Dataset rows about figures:
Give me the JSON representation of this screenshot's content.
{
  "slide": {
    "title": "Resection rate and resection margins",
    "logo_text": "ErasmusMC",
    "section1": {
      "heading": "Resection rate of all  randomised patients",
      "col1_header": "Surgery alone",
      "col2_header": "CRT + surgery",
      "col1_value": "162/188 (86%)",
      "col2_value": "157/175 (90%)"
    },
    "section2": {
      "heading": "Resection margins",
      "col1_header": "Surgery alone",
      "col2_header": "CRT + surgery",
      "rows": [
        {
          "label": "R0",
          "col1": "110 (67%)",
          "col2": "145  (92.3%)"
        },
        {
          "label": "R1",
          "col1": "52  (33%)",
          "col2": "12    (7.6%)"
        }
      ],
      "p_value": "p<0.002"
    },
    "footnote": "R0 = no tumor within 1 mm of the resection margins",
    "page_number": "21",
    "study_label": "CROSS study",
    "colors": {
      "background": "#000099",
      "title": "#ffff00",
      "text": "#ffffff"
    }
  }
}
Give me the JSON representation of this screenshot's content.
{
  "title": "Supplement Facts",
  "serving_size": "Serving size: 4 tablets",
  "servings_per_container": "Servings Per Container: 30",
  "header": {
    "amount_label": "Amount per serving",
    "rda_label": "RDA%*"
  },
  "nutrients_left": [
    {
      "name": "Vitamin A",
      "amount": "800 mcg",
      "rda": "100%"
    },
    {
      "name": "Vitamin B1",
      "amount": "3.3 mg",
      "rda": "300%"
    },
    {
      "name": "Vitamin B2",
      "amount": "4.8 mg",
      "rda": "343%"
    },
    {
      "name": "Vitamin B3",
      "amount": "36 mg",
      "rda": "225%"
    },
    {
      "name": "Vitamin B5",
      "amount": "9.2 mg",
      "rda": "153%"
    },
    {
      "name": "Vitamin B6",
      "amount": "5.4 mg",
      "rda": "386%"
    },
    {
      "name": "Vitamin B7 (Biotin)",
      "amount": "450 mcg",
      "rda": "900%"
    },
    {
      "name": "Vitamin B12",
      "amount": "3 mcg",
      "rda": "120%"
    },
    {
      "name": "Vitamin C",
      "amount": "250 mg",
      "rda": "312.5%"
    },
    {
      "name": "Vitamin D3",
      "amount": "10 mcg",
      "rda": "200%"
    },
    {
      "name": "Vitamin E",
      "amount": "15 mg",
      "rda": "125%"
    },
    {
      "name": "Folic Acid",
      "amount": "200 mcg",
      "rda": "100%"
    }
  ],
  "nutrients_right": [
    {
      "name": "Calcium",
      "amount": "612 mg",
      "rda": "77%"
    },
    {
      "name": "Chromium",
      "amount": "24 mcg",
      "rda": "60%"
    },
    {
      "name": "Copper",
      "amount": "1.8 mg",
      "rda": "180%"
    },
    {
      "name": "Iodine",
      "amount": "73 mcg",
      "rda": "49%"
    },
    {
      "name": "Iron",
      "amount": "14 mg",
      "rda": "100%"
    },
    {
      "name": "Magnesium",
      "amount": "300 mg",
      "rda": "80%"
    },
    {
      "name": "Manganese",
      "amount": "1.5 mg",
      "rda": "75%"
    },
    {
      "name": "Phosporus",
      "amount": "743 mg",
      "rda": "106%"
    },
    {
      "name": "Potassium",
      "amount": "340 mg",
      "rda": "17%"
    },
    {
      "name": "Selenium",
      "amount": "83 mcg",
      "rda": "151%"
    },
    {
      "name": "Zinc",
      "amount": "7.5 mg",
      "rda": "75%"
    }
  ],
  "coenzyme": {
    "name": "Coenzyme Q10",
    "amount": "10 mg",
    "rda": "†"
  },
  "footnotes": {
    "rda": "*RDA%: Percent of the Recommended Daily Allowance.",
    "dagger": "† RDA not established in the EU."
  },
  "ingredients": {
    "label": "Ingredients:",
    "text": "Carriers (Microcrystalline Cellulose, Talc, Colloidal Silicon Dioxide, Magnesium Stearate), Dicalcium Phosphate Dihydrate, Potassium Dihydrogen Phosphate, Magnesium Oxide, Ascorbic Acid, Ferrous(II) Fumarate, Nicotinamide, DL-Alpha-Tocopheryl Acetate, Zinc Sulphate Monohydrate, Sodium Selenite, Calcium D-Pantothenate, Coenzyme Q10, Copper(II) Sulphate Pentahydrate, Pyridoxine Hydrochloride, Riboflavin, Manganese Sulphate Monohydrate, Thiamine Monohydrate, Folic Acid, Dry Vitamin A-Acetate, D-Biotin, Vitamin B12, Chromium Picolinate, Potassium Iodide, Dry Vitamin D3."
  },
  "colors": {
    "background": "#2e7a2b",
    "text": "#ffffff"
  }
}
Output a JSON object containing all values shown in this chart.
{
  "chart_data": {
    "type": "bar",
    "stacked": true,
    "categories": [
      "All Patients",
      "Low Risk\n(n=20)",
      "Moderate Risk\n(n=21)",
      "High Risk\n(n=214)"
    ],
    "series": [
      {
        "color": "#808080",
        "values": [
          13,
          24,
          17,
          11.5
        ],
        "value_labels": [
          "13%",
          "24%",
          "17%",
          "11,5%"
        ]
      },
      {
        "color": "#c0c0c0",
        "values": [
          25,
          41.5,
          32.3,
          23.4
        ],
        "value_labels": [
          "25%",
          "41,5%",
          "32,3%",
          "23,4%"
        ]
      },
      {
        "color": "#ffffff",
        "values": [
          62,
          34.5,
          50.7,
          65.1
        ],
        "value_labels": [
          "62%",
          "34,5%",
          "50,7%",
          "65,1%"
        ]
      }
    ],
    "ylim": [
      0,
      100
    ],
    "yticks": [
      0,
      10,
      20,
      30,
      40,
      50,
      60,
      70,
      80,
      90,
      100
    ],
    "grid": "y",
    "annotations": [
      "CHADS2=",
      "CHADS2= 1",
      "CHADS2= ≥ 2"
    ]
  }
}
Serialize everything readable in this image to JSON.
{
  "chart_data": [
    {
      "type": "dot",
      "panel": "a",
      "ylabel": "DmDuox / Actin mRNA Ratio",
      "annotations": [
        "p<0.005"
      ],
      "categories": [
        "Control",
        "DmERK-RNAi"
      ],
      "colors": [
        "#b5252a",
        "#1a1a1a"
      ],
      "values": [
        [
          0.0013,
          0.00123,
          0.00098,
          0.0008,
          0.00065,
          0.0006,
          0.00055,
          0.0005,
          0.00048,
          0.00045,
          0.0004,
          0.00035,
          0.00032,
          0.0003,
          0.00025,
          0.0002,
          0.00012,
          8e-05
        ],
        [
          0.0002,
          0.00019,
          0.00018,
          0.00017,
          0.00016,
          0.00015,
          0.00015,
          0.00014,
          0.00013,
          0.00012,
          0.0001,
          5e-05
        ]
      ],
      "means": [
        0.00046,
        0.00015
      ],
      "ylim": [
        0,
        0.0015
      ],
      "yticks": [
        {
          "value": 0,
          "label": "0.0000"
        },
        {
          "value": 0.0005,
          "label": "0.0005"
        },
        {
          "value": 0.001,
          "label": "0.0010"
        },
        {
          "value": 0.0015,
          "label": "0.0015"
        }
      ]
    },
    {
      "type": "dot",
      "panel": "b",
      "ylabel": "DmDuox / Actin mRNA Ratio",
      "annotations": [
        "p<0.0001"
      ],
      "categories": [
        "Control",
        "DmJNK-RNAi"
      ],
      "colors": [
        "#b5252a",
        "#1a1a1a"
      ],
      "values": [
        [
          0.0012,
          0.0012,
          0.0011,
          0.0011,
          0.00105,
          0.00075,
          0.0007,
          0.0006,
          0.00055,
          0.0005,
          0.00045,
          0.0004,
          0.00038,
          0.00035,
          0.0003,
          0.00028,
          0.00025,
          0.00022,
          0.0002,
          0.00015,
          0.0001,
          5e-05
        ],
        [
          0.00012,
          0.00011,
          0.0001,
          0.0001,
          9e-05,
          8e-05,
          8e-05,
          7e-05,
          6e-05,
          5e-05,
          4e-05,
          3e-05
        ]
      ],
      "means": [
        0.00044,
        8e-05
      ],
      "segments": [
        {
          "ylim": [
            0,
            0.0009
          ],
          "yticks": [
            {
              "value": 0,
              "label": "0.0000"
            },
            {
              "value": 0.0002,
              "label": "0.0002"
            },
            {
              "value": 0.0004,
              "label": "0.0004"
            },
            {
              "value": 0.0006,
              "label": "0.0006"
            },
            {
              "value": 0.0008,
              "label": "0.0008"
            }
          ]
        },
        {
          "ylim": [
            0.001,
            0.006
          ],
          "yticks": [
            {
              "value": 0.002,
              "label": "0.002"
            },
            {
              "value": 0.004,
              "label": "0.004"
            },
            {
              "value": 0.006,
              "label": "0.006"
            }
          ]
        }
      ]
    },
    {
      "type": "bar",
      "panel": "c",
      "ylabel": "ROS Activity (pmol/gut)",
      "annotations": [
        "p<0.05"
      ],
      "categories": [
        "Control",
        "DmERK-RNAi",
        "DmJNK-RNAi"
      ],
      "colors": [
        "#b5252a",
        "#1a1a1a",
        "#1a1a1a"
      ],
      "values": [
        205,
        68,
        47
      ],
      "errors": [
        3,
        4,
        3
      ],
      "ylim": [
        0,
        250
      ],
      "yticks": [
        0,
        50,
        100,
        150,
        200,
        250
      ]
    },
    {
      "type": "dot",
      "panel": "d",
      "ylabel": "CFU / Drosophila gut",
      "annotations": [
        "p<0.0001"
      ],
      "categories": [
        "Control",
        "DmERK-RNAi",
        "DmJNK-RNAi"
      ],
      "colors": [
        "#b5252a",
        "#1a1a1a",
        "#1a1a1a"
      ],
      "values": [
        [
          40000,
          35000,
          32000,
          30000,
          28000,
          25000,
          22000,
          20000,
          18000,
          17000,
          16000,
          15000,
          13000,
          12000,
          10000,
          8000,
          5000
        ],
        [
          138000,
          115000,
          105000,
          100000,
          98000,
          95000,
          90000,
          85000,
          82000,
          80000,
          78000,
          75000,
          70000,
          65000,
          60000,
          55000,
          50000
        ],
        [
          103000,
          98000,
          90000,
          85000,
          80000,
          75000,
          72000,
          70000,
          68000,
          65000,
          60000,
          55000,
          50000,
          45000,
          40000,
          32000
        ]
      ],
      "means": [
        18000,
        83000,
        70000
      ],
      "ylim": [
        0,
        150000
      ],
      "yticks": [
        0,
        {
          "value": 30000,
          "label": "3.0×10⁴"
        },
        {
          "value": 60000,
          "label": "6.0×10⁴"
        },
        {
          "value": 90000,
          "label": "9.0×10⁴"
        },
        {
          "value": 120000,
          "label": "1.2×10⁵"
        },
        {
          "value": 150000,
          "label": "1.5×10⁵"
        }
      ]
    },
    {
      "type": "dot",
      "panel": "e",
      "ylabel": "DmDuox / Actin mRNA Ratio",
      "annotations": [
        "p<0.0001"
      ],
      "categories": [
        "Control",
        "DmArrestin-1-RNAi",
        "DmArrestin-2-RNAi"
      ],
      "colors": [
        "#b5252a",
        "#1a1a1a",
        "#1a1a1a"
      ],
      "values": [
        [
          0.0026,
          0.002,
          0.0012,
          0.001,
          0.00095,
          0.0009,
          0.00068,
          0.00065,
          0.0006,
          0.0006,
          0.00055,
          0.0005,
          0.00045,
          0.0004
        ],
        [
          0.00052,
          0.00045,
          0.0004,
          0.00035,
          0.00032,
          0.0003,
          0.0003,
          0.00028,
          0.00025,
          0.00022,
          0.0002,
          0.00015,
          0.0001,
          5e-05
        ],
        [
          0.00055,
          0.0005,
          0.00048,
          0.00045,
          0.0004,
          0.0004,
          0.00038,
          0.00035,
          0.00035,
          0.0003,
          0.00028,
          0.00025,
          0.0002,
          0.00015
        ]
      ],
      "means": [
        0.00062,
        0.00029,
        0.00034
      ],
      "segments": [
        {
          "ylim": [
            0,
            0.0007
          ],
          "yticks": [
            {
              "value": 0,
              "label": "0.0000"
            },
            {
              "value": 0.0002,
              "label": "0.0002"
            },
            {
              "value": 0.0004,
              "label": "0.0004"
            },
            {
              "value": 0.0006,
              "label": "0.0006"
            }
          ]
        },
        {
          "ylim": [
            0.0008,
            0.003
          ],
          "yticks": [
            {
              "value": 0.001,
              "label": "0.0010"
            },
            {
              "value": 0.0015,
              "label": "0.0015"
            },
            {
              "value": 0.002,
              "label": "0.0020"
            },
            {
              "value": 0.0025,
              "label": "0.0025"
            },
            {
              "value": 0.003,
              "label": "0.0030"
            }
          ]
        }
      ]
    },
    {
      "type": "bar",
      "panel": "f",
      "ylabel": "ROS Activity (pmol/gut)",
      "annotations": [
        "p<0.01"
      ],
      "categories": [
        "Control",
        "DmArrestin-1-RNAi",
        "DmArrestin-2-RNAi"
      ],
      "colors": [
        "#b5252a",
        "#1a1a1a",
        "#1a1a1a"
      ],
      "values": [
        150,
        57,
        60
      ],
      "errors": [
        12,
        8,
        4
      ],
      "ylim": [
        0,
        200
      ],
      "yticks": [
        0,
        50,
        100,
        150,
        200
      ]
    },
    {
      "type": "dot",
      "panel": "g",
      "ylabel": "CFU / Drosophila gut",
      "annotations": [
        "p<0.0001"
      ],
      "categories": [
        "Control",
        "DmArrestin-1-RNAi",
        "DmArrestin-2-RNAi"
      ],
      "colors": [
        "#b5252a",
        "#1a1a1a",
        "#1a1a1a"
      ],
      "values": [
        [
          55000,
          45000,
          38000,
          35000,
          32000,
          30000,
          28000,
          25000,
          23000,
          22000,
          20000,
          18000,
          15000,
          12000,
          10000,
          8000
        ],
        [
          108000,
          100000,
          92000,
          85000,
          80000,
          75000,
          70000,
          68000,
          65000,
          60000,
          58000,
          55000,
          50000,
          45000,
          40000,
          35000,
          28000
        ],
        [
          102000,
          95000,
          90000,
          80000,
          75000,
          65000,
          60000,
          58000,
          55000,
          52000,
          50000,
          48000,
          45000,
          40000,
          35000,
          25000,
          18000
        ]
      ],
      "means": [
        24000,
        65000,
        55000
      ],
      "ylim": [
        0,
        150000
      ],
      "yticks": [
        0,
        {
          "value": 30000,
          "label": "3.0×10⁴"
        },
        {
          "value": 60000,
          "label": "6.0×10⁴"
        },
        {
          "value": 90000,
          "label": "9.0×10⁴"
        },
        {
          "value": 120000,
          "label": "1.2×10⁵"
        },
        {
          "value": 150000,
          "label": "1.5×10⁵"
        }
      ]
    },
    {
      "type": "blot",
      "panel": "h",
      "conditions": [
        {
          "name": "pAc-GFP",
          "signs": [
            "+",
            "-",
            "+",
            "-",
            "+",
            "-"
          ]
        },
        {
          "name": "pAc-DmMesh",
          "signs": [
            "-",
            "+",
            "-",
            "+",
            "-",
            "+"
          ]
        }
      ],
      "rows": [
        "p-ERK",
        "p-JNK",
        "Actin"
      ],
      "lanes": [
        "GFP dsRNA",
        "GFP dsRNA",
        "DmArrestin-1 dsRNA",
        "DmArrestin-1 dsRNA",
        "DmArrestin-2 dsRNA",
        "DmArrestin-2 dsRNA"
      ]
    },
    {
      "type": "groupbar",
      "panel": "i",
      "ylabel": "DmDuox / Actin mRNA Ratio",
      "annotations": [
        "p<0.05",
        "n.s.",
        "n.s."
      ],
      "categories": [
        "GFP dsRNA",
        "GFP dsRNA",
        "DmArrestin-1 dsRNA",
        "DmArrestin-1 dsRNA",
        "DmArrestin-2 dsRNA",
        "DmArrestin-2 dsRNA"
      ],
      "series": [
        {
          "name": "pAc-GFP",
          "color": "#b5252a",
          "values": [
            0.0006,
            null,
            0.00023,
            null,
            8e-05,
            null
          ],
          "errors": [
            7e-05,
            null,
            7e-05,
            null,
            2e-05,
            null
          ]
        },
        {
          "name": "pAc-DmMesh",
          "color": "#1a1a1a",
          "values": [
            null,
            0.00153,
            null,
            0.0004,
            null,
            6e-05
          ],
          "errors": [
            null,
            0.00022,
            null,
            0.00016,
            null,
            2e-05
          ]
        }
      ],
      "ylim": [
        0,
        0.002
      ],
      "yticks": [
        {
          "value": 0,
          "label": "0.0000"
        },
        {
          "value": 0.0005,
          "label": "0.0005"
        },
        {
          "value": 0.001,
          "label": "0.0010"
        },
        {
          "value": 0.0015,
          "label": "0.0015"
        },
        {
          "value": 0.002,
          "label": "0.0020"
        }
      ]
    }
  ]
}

**What you need to do**
Across all the records above, count the lines that contain "Zinc" and reply with only the number.

**Exercise solution**
2